▶ [TEXT SHOWN]
In Support of the Hazel Johnson Cumulative Impacts Ordinance

Reducing Chicago’s pollution exposure through zoning policy
The City of Chicago has the opportunity to reverse decades of discriminatory land use and development practices. The Hazel Johnson Cumulative Impacts Ordinance (O2025-0016697) was introduced in City Council by Mayor Brandon Johnson in April this year. The passage of this ordinance will acknowledge the years of hard work by environmental justice advocates, alongside other community, civic, and government partners to address practices that place the burden of pollution on Black and Brown communities. Cumulative impacts are the combination of environmental, health and social stressors that people experience in their daily lives. Some communities are exposed to more stressors than others.
In 2022, a civil rights complaint triggered by the proposed move of the General Iron facility out of Lincoln Park and into the Southeast Side ultimately led to a U.S. Department of Housing and Urban Development (HUD) settlement that required a Cumulative Impacts Assessment. The Chicago Department of Public Health and the former Office of the Climate and Environmental Equity (now the Department of the Environment) worked on a 15-month process to develop Chicago’s first Cumulative Impact Assessment, a citywide project to provide data on how environmental burdens and other stressors vary in impact across the city. The Assessment was co-led and co-designed with the Environmental Equity Working Group, a City-established collaborative group of community representatives, environmental leaders, and local partners, including Metropolitan Planning Council (MPC).

▶ [DATASET CONTENT]
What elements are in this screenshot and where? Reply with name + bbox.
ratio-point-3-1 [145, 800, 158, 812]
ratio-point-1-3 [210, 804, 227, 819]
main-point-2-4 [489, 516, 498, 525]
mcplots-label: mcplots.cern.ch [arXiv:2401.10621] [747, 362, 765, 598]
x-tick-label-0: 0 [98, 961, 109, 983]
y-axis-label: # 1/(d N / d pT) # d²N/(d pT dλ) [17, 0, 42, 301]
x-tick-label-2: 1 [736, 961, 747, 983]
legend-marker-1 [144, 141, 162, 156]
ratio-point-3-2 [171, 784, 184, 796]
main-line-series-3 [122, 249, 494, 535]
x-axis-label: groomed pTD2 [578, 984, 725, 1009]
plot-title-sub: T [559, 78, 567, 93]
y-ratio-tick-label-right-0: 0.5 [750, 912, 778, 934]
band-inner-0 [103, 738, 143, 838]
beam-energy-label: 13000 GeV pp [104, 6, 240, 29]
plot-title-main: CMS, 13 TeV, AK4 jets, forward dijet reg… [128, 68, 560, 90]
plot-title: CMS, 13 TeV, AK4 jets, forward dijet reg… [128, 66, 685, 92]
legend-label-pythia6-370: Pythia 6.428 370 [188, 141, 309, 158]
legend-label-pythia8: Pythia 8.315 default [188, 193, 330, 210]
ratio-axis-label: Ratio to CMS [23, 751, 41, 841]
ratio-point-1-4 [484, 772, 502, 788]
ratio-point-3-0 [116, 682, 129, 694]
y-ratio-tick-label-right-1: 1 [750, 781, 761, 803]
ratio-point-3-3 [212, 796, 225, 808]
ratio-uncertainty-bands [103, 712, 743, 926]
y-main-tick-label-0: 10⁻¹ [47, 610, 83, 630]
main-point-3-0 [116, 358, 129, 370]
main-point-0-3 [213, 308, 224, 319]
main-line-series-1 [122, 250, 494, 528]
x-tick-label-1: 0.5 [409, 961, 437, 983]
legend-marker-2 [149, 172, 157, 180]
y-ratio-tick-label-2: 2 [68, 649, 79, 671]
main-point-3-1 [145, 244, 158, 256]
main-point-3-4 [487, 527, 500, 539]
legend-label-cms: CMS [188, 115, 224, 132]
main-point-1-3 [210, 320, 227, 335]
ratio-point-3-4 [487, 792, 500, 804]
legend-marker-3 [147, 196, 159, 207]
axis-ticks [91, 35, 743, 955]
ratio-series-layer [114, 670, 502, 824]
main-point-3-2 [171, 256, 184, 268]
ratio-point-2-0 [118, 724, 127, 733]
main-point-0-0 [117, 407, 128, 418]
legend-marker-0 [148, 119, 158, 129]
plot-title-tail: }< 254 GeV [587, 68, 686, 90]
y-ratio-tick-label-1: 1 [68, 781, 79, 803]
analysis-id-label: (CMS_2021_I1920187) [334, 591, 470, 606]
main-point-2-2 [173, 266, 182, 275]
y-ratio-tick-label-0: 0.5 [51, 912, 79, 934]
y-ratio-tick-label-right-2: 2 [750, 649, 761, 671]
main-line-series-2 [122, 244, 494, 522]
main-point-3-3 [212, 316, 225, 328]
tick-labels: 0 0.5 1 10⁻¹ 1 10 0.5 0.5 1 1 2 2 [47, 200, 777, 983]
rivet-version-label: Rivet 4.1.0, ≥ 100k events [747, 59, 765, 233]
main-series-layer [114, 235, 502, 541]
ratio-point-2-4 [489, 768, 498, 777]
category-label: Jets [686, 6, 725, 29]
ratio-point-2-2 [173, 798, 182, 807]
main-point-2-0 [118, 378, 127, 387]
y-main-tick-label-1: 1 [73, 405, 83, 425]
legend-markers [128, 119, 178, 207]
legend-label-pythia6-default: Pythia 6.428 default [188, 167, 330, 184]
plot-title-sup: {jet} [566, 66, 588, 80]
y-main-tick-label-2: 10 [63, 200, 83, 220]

▶ [WORK TO BE COMPLETED] Transcribe the passage from the cumulative impacts ordinance text, starting with "In 2022, a civil" and going on through "Planning Council (MPC).". The records play no part in the work that follows.

▶ [OUTPUT BELOW]
In 2022, a civil rights complaint triggered by the proposed move of the General Iron facility out of Lincoln Park and into the Southeast Side ultimately led to a U.S. Department of Housing and Urban Development (HUD) settlement that required a Cumulative Impacts Assessment. The Chicago Department of Public Health and the former Office of the Climate and Environmental Equity (now the Department of the Environment) worked on a 15-month process to develop Chicago’s first Cumulative Impact Assessment, a citywide project to provide data on how environmental burdens and other stressors vary in impact across the city. The Assessment was co-led and co-designed with the Environmental Equity Working Group, a City-established collaborative group of community representatives, environmental leaders, and local partners, including Metropolitan Planning Council (MPC).